Prompt = Reproduce each record exactly.

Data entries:
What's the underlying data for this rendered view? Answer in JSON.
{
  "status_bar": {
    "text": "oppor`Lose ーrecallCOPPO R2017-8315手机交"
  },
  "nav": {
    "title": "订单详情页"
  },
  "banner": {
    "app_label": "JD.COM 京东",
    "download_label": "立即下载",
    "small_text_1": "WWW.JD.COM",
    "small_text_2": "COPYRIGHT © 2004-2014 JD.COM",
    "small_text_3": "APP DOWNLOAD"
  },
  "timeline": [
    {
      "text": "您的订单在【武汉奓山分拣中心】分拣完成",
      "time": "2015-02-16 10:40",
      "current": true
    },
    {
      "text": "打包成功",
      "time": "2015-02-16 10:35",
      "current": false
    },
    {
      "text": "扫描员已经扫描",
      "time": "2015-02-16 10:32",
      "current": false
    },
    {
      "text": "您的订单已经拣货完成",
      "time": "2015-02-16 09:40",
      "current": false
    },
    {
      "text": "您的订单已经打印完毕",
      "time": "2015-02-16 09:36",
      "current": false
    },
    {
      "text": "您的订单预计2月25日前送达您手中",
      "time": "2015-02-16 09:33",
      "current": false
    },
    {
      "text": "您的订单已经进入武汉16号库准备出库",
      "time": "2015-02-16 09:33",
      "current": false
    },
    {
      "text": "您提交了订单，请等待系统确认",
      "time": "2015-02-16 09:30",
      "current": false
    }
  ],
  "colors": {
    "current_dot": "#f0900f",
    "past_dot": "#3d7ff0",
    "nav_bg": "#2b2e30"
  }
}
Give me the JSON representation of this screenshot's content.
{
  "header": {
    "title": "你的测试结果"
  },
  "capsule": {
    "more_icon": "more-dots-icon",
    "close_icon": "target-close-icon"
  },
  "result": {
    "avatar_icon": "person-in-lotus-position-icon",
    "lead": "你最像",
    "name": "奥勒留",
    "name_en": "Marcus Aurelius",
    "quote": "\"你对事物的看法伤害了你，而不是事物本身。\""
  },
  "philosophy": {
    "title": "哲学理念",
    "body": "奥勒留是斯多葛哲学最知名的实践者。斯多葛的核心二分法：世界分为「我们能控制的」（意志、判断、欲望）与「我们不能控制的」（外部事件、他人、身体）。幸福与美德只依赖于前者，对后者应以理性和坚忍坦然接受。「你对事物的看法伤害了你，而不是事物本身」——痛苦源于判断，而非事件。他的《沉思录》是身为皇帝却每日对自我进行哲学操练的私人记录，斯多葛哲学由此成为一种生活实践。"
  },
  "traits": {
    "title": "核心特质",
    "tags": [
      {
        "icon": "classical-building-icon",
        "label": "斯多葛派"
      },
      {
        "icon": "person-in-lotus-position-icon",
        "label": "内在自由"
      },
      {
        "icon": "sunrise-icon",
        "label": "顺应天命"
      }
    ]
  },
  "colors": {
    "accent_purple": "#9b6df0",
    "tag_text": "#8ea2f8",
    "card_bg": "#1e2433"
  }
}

Final result =
What's the underlying data for this rendered view? Answer in JSON.
{
  "status_bar": {
    "text": "oppor`Lose ーrecallCOPPO R2017-8315手机交"
  },
  "nav": {
    "title": "订单详情页"
  },
  "banner": {
    "app_label": "JD.COM 京东",
    "download_label": "立即下载",
    "small_text_1": "WWW.JD.COM",
    "small_text_2": "COPYRIGHT © 2004-2014 JD.COM",
    "small_text_3": "APP DOWNLOAD"
  },
  "timeline": [
    {
      "text": "您的订单在【武汉奓山分拣中心】分拣完成",
      "time": "2015-02-16 10:40",
      "current": true
    },
    {
      "text": "打包成功",
      "time": "2015-02-16 10:35",
      "current": false
    },
    {
      "text": "扫描员已经扫描",
      "time": "2015-02-16 10:32",
      "current": false
    },
    {
      "text": "您的订单已经拣货完成",
      "time": "2015-02-16 09:40",
      "current": false
    },
    {
      "text": "您的订单已经打印完毕",
      "time": "2015-02-16 09:36",
      "current": false
    },
    {
      "text": "您的订单预计2月25日前送达您手中",
      "time": "2015-02-16 09:33",
      "current": false
    },
    {
      "text": "您的订单已经进入武汉16号库准备出库",
      "time": "2015-02-16 09:33",
      "current": false
    },
    {
      "text": "您提交了订单，请等待系统确认",
      "time": "2015-02-16 09:30",
      "current": false
    }
  ],
  "colors": {
    "current_dot": "#f0900f",
    "past_dot": "#3d7ff0",
    "nav_bg": "#2b2e30"
  }
}
Give me the JSON representation of this screenshot's content.
{
  "header": {
    "title": "你的测试结果"
  },
  "capsule": {
    "more_icon": "more-dots-icon",
    "close_icon": "target-close-icon"
  },
  "result": {
    "avatar_icon": "person-in-lotus-position-icon",
    "lead": "你最像",
    "name": "奥勒留",
    "name_en": "Marcus Aurelius",
    "quote": "\"你对事物的看法伤害了你，而不是事物本身。\""
  },
  "philosophy": {
    "title": "哲学理念",
    "body": "奥勒留是斯多葛哲学最知名的实践者。斯多葛的核心二分法：世界分为「我们能控制的」（意志、判断、欲望）与「我们不能控制的」（外部事件、他人、身体）。幸福与美德只依赖于前者，对后者应以理性和坚忍坦然接受。「你对事物的看法伤害了你，而不是事物本身」——痛苦源于判断，而非事件。他的《沉思录》是身为皇帝却每日对自我进行哲学操练的私人记录，斯多葛哲学由此成为一种生活实践。"
  },
  "traits": {
    "title": "核心特质",
    "tags": [
      {
        "icon": "classical-building-icon",
        "label": "斯多葛派"
      },
      {
        "icon": "person-in-lotus-position-icon",
        "label": "内在自由"
      },
      {
        "icon": "sunrise-icon",
        "label": "顺应天命"
      }
    ]
  },
  "colors": {
    "accent_purple": "#9b6df0",
    "tag_text": "#8ea2f8",
    "card_bg": "#1e2433"
  }
}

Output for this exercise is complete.